§ **Goal**
Filter the listing and keep only the lines with the word "case".

§ **Task inputs**

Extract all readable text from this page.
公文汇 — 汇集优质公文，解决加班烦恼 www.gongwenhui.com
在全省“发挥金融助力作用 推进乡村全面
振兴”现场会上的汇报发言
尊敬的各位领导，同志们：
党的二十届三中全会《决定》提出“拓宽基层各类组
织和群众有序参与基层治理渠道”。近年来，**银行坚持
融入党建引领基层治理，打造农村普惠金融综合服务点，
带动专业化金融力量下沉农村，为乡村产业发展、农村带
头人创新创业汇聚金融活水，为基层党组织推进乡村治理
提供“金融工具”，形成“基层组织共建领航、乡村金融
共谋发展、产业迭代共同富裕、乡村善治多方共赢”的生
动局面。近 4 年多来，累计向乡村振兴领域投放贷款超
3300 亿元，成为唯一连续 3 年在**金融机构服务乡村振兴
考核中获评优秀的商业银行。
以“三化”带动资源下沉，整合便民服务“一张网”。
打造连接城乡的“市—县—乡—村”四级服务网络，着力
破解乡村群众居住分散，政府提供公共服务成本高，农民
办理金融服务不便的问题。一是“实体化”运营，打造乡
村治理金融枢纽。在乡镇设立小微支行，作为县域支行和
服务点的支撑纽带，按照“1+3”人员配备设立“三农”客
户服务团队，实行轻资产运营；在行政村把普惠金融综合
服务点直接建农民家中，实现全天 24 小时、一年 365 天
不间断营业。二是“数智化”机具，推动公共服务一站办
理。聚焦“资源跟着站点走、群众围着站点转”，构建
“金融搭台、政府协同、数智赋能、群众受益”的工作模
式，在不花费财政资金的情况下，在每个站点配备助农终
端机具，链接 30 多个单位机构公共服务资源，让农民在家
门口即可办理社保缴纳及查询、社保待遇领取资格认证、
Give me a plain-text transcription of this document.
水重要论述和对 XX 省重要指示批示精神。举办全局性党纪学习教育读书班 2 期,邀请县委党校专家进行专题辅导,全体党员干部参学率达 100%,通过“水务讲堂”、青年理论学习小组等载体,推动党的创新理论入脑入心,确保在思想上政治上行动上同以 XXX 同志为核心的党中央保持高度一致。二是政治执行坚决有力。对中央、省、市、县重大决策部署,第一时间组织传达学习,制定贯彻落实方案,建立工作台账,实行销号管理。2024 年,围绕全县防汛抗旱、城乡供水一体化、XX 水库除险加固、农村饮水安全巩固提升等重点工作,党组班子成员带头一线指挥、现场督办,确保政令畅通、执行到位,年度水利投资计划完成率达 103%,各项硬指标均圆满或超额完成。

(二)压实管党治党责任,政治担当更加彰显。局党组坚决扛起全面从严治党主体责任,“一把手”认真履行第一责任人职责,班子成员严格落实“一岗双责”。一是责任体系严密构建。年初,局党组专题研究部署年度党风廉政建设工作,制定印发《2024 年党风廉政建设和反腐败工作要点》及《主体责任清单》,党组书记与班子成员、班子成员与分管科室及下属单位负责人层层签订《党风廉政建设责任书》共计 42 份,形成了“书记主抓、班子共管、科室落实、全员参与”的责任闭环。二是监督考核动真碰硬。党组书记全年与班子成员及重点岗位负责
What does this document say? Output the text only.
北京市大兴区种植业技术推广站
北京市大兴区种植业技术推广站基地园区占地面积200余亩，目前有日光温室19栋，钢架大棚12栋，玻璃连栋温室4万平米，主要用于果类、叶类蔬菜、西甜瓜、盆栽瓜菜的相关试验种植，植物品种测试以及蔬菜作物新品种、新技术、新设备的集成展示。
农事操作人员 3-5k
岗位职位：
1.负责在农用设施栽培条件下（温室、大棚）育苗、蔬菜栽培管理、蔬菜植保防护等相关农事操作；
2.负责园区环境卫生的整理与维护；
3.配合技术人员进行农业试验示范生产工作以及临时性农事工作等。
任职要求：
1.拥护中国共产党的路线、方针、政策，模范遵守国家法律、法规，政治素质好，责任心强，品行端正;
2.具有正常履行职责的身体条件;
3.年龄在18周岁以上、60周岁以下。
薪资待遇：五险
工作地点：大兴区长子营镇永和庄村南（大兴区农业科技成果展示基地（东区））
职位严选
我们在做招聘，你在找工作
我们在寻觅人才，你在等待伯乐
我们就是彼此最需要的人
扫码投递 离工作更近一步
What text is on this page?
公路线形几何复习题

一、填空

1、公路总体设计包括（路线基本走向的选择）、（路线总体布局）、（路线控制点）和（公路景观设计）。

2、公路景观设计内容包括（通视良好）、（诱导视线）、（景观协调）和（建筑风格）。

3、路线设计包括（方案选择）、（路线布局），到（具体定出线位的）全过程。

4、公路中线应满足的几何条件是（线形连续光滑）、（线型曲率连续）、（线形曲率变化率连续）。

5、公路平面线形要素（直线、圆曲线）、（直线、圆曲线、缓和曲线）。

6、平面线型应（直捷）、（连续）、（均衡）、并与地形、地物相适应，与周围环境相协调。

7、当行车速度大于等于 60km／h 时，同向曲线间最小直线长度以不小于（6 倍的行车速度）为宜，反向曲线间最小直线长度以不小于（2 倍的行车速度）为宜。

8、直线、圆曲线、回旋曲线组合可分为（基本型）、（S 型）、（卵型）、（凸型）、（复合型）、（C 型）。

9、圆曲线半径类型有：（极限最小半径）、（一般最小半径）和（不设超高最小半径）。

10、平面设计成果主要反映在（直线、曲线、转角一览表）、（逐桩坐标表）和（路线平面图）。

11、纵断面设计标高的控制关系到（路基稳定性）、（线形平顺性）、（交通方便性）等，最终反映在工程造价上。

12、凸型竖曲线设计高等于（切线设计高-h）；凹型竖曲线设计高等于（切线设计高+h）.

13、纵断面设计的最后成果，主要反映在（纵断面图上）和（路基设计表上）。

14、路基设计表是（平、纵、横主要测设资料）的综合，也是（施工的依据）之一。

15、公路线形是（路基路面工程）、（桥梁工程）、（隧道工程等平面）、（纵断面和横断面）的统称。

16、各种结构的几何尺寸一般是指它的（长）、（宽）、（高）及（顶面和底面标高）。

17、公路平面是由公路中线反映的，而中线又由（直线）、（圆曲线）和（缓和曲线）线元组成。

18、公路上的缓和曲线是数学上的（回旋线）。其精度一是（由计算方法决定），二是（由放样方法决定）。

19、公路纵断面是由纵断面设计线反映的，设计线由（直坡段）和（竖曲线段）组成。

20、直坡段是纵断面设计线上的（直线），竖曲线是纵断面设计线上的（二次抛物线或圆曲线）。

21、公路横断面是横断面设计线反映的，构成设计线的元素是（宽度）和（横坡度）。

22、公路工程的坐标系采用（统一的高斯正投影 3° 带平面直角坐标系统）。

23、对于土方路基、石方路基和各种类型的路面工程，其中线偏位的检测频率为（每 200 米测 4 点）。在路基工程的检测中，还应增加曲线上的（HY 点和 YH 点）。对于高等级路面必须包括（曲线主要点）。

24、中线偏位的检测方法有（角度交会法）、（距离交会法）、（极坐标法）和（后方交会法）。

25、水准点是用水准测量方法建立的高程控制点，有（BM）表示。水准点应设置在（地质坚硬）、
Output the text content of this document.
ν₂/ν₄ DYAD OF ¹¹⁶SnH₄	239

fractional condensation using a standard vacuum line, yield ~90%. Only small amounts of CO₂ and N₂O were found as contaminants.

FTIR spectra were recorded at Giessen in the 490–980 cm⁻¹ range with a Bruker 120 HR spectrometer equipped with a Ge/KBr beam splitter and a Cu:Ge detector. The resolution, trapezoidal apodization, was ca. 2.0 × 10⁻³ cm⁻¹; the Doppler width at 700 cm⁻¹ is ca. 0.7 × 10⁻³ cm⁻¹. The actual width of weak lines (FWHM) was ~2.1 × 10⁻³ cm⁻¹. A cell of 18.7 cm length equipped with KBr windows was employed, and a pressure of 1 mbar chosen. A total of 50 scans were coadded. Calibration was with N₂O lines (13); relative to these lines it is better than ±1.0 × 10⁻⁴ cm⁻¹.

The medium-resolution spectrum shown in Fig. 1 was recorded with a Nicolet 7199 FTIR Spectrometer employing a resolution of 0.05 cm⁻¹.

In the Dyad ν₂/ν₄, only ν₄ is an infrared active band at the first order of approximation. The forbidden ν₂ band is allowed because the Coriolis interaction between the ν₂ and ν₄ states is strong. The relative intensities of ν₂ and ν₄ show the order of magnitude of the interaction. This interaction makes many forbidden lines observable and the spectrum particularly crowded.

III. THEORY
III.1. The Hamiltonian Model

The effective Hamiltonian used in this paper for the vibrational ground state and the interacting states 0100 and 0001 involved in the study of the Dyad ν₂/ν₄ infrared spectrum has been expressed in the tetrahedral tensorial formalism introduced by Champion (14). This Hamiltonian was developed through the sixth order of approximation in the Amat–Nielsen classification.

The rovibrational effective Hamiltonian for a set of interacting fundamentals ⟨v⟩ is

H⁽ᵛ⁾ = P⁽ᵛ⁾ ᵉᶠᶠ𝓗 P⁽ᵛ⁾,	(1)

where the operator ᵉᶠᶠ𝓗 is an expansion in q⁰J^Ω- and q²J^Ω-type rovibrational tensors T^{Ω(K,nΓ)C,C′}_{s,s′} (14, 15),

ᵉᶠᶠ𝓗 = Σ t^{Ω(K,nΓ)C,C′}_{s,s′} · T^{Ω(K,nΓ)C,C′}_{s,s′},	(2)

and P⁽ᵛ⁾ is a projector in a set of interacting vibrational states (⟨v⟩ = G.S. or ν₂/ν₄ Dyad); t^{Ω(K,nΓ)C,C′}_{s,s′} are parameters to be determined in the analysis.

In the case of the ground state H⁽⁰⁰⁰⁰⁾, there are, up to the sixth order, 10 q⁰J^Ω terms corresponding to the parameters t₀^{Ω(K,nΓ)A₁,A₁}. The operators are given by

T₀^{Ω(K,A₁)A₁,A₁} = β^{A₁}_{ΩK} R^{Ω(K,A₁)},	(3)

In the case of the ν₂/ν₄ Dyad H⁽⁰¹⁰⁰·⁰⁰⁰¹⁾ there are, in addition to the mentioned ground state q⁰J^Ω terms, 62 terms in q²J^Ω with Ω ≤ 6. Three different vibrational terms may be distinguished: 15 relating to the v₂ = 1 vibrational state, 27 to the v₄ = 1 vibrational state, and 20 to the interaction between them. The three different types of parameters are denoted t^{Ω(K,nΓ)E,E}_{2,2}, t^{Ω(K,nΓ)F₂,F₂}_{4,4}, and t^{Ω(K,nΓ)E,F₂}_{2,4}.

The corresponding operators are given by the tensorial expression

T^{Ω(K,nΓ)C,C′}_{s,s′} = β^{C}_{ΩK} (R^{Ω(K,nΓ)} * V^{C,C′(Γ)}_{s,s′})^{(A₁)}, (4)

§ **Answer in full**
In the case of the ground state H⁽⁰⁰⁰⁰⁾, there are, up to the sixth order, 10 q⁰J^Ω terms corresponding to the parameters t₀^{Ω(K,nΓ)A₁,A₁}. The operators are given by
In the case of the ν₂/ν₄ Dyad H⁽⁰¹⁰⁰·⁰⁰⁰¹⁾ there are, in addition to the mentioned ground state q⁰J^Ω terms, 62 terms in q²J^Ω with Ω ≤ 6. Three different vibrational terms may be distinguished: 15 relating to the v₂ = 1 vibrational state, 27 to the v₄ = 1 vibrational state, and 20 to the interaction between them. The three different types of parameters are denoted t^{Ω(K,nΓ)E,E}_{2,2}, t^{Ω(K,nΓ)F₂,F₂}_{4,4}, and t^{Ω(K,nΓ)E,F₂}_{2,4}.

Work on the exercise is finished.